● **PROBLEM STATEMENT**:
The exercise asks for every line of the data to be reproduced exactly.
= = = = =
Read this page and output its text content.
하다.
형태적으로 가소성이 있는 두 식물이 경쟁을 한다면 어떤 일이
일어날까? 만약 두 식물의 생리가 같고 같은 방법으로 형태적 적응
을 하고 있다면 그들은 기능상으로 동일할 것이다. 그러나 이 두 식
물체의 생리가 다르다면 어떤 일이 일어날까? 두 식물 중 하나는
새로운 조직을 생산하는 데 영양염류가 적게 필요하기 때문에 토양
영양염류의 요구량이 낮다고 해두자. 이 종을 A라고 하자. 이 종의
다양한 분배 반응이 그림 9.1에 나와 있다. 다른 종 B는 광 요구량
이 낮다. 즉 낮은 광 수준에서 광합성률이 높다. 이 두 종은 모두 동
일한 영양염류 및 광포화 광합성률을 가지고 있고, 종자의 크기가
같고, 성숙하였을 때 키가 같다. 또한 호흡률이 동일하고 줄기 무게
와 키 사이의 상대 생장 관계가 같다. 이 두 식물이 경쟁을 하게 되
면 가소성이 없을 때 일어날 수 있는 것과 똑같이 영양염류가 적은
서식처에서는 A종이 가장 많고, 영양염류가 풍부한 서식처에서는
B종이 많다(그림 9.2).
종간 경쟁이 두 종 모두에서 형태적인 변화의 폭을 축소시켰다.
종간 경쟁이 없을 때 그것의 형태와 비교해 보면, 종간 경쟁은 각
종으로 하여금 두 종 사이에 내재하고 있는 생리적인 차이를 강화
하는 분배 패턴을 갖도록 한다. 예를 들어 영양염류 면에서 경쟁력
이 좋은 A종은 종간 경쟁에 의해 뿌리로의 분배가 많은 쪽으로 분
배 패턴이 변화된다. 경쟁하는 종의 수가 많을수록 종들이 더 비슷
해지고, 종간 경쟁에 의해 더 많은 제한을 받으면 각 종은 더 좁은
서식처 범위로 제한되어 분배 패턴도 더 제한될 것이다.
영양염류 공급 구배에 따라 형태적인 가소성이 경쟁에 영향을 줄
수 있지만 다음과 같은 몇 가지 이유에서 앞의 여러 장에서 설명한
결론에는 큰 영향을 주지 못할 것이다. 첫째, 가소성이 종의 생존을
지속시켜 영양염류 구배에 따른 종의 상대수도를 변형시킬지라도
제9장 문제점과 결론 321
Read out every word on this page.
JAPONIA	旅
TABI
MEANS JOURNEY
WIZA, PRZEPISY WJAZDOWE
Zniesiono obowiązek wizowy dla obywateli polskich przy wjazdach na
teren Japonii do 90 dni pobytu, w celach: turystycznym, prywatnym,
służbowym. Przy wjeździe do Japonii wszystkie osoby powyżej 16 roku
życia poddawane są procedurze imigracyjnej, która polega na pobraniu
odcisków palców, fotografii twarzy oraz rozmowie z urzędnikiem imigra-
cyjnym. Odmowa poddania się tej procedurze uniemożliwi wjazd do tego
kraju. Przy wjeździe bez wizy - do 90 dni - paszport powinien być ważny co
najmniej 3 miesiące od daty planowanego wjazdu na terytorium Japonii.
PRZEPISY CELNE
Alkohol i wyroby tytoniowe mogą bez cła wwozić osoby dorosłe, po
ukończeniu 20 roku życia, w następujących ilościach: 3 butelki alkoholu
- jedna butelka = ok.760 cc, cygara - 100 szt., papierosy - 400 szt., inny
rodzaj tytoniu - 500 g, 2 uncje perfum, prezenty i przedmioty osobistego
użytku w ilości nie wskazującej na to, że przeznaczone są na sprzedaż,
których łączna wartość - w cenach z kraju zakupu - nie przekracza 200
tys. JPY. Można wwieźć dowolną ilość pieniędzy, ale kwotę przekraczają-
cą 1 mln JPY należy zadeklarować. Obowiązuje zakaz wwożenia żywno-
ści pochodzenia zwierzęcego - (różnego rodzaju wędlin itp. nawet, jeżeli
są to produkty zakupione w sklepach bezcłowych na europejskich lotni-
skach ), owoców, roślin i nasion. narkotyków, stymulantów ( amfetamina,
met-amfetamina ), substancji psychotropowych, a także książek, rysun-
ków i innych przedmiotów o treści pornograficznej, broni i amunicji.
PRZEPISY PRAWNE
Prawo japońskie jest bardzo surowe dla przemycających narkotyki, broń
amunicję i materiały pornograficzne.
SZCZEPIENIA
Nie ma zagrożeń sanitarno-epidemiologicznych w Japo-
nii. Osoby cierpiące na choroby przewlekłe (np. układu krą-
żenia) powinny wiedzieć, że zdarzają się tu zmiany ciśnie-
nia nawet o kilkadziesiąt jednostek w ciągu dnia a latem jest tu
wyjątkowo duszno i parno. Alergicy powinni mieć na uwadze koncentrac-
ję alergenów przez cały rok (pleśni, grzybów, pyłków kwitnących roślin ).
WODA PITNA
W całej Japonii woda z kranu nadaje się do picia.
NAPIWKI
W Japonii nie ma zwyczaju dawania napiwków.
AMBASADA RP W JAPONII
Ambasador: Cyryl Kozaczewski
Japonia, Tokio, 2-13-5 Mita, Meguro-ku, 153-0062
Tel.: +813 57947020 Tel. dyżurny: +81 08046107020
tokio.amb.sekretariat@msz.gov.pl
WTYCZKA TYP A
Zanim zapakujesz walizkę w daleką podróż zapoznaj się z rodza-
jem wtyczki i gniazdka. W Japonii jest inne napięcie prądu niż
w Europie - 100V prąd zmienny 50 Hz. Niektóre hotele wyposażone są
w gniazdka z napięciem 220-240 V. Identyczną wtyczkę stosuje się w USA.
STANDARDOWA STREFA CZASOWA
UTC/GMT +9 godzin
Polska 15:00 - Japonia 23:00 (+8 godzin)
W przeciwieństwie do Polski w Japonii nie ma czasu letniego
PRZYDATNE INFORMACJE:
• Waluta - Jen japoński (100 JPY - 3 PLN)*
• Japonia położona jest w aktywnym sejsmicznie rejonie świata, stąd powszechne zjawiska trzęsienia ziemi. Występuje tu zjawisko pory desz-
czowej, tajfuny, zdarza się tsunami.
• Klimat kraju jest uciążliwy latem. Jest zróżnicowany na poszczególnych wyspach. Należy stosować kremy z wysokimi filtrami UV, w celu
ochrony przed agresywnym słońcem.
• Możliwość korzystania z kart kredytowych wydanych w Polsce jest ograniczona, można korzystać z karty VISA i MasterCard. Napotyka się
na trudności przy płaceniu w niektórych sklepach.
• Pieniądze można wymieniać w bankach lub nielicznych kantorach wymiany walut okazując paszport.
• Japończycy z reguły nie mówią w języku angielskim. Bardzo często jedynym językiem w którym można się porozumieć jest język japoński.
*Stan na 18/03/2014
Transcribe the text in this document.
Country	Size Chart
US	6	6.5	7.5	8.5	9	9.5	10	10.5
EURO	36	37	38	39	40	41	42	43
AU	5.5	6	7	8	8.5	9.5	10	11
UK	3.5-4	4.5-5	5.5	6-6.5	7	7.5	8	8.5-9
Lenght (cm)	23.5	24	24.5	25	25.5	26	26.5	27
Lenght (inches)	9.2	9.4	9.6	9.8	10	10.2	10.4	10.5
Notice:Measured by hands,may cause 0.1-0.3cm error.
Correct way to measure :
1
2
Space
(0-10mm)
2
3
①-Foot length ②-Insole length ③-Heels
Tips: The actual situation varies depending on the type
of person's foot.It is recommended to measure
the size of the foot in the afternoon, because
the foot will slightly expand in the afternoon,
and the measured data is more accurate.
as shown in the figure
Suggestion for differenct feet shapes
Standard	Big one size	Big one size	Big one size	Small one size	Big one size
= = = = =
● **OUTPUT FOR THIS EXERCISE**:
Read this page and output its text content.
하다.
형태적으로 가소성이 있는 두 식물이 경쟁을 한다면 어떤 일이
일어날까? 만약 두 식물의 생리가 같고 같은 방법으로 형태적 적응
을 하고 있다면 그들은 기능상으로 동일할 것이다. 그러나 이 두 식
물체의 생리가 다르다면 어떤 일이 일어날까? 두 식물 중 하나는
새로운 조직을 생산하는 데 영양염류가 적게 필요하기 때문에 토양
영양염류의 요구량이 낮다고 해두자. 이 종을 A라고 하자. 이 종의
다양한 분배 반응이 그림 9.1에 나와 있다. 다른 종 B는 광 요구량
이 낮다. 즉 낮은 광 수준에서 광합성률이 높다. 이 두 종은 모두 동
일한 영양염류 및 광포화 광합성률을 가지고 있고, 종자의 크기가
같고, 성숙하였을 때 키가 같다. 또한 호흡률이 동일하고 줄기 무게
와 키 사이의 상대 생장 관계가 같다. 이 두 식물이 경쟁을 하게 되
면 가소성이 없을 때 일어날 수 있는 것과 똑같이 영양염류가 적은
서식처에서는 A종이 가장 많고, 영양염류가 풍부한 서식처에서는
B종이 많다(그림 9.2).
종간 경쟁이 두 종 모두에서 형태적인 변화의 폭을 축소시켰다.
종간 경쟁이 없을 때 그것의 형태와 비교해 보면, 종간 경쟁은 각
종으로 하여금 두 종 사이에 내재하고 있는 생리적인 차이를 강화
하는 분배 패턴을 갖도록 한다. 예를 들어 영양염류 면에서 경쟁력
이 좋은 A종은 종간 경쟁에 의해 뿌리로의 분배가 많은 쪽으로 분
배 패턴이 변화된다. 경쟁하는 종의 수가 많을수록 종들이 더 비슷
해지고, 종간 경쟁에 의해 더 많은 제한을 받으면 각 종은 더 좁은
서식처 범위로 제한되어 분배 패턴도 더 제한될 것이다.
영양염류 공급 구배에 따라 형태적인 가소성이 경쟁에 영향을 줄
수 있지만 다음과 같은 몇 가지 이유에서 앞의 여러 장에서 설명한
결론에는 큰 영향을 주지 못할 것이다. 첫째, 가소성이 종의 생존을
지속시켜 영양염류 구배에 따른 종의 상대수도를 변형시킬지라도
제9장 문제점과 결론 321
Read out every word on this page.
JAPONIA	旅
TABI
MEANS JOURNEY
WIZA, PRZEPISY WJAZDOWE
Zniesiono obowiązek wizowy dla obywateli polskich przy wjazdach na
teren Japonii do 90 dni pobytu, w celach: turystycznym, prywatnym,
służbowym. Przy wjeździe do Japonii wszystkie osoby powyżej 16 roku
życia poddawane są procedurze imigracyjnej, która polega na pobraniu
odcisków palców, fotografii twarzy oraz rozmowie z urzędnikiem imigra-
cyjnym. Odmowa poddania się tej procedurze uniemożliwi wjazd do tego
kraju. Przy wjeździe bez wizy - do 90 dni - paszport powinien być ważny co
najmniej 3 miesiące od daty planowanego wjazdu na terytorium Japonii.
PRZEPISY CELNE
Alkohol i wyroby tytoniowe mogą bez cła wwozić osoby dorosłe, po
ukończeniu 20 roku życia, w następujących ilościach: 3 butelki alkoholu
- jedna butelka = ok.760 cc, cygara - 100 szt., papierosy - 400 szt., inny
rodzaj tytoniu - 500 g, 2 uncje perfum, prezenty i przedmioty osobistego
użytku w ilości nie wskazującej na to, że przeznaczone są na sprzedaż,
których łączna wartość - w cenach z kraju zakupu - nie przekracza 200
tys. JPY. Można wwieźć dowolną ilość pieniędzy, ale kwotę przekraczają-
cą 1 mln JPY należy zadeklarować. Obowiązuje zakaz wwożenia żywno-
ści pochodzenia zwierzęcego - (różnego rodzaju wędlin itp. nawet, jeżeli
są to produkty zakupione w sklepach bezcłowych na europejskich lotni-
skach ), owoców, roślin i nasion. narkotyków, stymulantów ( amfetamina,
met-amfetamina ), substancji psychotropowych, a także książek, rysun-
ków i innych przedmiotów o treści pornograficznej, broni i amunicji.
PRZEPISY PRAWNE
Prawo japońskie jest bardzo surowe dla przemycających narkotyki, broń
amunicję i materiały pornograficzne.
SZCZEPIENIA
Nie ma zagrożeń sanitarno-epidemiologicznych w Japo-
nii. Osoby cierpiące na choroby przewlekłe (np. układu krą-
żenia) powinny wiedzieć, że zdarzają się tu zmiany ciśnie-
nia nawet o kilkadziesiąt jednostek w ciągu dnia a latem jest tu
wyjątkowo duszno i parno. Alergicy powinni mieć na uwadze koncentrac-
ję alergenów przez cały rok (pleśni, grzybów, pyłków kwitnących roślin ).
WODA PITNA
W całej Japonii woda z kranu nadaje się do picia.
NAPIWKI
W Japonii nie ma zwyczaju dawania napiwków.
AMBASADA RP W JAPONII
Ambasador: Cyryl Kozaczewski
Japonia, Tokio, 2-13-5 Mita, Meguro-ku, 153-0062
Tel.: +813 57947020 Tel. dyżurny: +81 08046107020
tokio.amb.sekretariat@msz.gov.pl
WTYCZKA TYP A
Zanim zapakujesz walizkę w daleką podróż zapoznaj się z rodza-
jem wtyczki i gniazdka. W Japonii jest inne napięcie prądu niż
w Europie - 100V prąd zmienny 50 Hz. Niektóre hotele wyposażone są
w gniazdka z napięciem 220-240 V. Identyczną wtyczkę stosuje się w USA.
STANDARDOWA STREFA CZASOWA
UTC/GMT +9 godzin
Polska 15:00 - Japonia 23:00 (+8 godzin)
W przeciwieństwie do Polski w Japonii nie ma czasu letniego
PRZYDATNE INFORMACJE:
• Waluta - Jen japoński (100 JPY - 3 PLN)*
• Japonia położona jest w aktywnym sejsmicznie rejonie świata, stąd powszechne zjawiska trzęsienia ziemi. Występuje tu zjawisko pory desz-
czowej, tajfuny, zdarza się tsunami.
• Klimat kraju jest uciążliwy latem. Jest zróżnicowany na poszczególnych wyspach. Należy stosować kremy z wysokimi filtrami UV, w celu
ochrony przed agresywnym słońcem.
• Możliwość korzystania z kart kredytowych wydanych w Polsce jest ograniczona, można korzystać z karty VISA i MasterCard. Napotyka się
na trudności przy płaceniu w niektórych sklepach.
• Pieniądze można wymieniać w bankach lub nielicznych kantorach wymiany walut okazując paszport.
• Japończycy z reguły nie mówią w języku angielskim. Bardzo często jedynym językiem w którym można się porozumieć jest język japoński.
*Stan na 18/03/2014
Transcribe the text in this document.
Country	Size Chart
US	6	6.5	7.5	8.5	9	9.5	10	10.5
EURO	36	37	38	39	40	41	42	43
AU	5.5	6	7	8	8.5	9.5	10	11
UK	3.5-4	4.5-5	5.5	6-6.5	7	7.5	8	8.5-9
Lenght (cm)	23.5	24	24.5	25	25.5	26	26.5	27
Lenght (inches)	9.2	9.4	9.6	9.8	10	10.2	10.4	10.5
Notice:Measured by hands,may cause 0.1-0.3cm error.
Correct way to measure :
1
2
Space
(0-10mm)
2
3
①-Foot length ②-Insole length ③-Heels
Tips: The actual situation varies depending on the type
of person's foot.It is recommended to measure
the size of the foot in the afternoon, because
the foot will slightly expand in the afternoon,
and the measured data is more accurate.
as shown in the figure
Suggestion for differenct feet shapes
Standard	Big one size	Big one size	Big one size	Small one size	Big one size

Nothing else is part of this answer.